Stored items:
● ● ● ● ● ● ●
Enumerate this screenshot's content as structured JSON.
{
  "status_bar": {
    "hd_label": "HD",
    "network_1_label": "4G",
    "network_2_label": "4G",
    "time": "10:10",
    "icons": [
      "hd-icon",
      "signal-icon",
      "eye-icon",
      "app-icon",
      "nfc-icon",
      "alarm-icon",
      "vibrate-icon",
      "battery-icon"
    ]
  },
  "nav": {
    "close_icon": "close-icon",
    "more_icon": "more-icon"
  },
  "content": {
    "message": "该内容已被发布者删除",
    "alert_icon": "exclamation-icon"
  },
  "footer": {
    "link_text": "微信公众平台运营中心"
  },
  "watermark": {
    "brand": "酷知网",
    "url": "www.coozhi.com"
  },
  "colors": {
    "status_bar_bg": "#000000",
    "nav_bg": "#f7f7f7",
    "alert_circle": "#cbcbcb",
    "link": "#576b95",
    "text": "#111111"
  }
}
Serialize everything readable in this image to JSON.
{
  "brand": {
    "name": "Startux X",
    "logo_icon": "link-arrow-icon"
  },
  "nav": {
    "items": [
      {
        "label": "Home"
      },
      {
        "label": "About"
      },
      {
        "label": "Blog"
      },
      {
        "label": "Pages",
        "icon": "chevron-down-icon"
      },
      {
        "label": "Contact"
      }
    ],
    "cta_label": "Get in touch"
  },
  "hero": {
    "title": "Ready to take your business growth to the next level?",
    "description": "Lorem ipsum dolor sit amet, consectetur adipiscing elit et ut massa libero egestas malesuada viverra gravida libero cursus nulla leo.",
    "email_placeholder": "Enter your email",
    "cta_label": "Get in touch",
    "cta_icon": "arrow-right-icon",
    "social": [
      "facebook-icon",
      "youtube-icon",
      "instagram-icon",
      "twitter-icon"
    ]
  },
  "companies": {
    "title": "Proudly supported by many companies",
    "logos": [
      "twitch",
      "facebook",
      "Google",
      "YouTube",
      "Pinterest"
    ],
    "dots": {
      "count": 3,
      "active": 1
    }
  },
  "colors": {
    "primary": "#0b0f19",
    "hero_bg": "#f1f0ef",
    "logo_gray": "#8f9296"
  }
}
● ● ● ● ● ● ●
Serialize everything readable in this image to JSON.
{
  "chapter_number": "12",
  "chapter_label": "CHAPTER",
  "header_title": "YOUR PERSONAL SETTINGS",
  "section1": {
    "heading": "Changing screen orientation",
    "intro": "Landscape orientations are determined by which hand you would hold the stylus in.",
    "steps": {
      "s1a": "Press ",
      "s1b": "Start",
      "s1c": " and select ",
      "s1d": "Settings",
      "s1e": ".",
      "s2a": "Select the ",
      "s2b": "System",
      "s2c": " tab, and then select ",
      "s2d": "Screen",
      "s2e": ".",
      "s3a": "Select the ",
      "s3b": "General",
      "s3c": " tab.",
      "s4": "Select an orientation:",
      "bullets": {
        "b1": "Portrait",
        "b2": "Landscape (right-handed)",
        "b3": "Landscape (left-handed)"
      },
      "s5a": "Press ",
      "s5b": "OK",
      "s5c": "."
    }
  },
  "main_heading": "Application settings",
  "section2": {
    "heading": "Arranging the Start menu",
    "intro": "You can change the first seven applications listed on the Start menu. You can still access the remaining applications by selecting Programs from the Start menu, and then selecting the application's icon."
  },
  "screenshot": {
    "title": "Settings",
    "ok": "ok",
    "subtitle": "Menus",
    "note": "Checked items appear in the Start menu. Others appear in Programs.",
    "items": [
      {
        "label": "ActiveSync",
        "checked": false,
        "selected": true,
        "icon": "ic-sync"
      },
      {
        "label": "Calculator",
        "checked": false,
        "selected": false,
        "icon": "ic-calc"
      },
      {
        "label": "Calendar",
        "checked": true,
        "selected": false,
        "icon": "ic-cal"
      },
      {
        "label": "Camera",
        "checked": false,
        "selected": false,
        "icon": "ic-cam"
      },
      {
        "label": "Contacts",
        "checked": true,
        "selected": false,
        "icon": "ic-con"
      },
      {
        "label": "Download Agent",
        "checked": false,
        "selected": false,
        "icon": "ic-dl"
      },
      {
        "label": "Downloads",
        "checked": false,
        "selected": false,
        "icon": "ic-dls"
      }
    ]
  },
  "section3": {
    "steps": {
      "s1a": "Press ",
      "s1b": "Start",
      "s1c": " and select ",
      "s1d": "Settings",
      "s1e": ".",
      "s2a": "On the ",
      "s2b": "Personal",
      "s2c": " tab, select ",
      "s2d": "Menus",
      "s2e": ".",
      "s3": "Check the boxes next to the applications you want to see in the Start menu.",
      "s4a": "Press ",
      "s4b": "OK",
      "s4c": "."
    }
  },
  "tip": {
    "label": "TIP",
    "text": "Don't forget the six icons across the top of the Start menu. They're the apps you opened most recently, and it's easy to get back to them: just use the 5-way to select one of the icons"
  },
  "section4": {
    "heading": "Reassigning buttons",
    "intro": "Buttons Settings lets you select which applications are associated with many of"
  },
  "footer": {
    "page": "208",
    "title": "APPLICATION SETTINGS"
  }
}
● ● ● ● ● ● ●
_TASK_.
Where a line contains "which", copy that line.

_PROBLEM SOLUTION_.
    "intro": "Landscape orientations are determined by which hand you would hold the stylus in.",
    "intro": "Buttons Settings lets you select which applications are associated with many of"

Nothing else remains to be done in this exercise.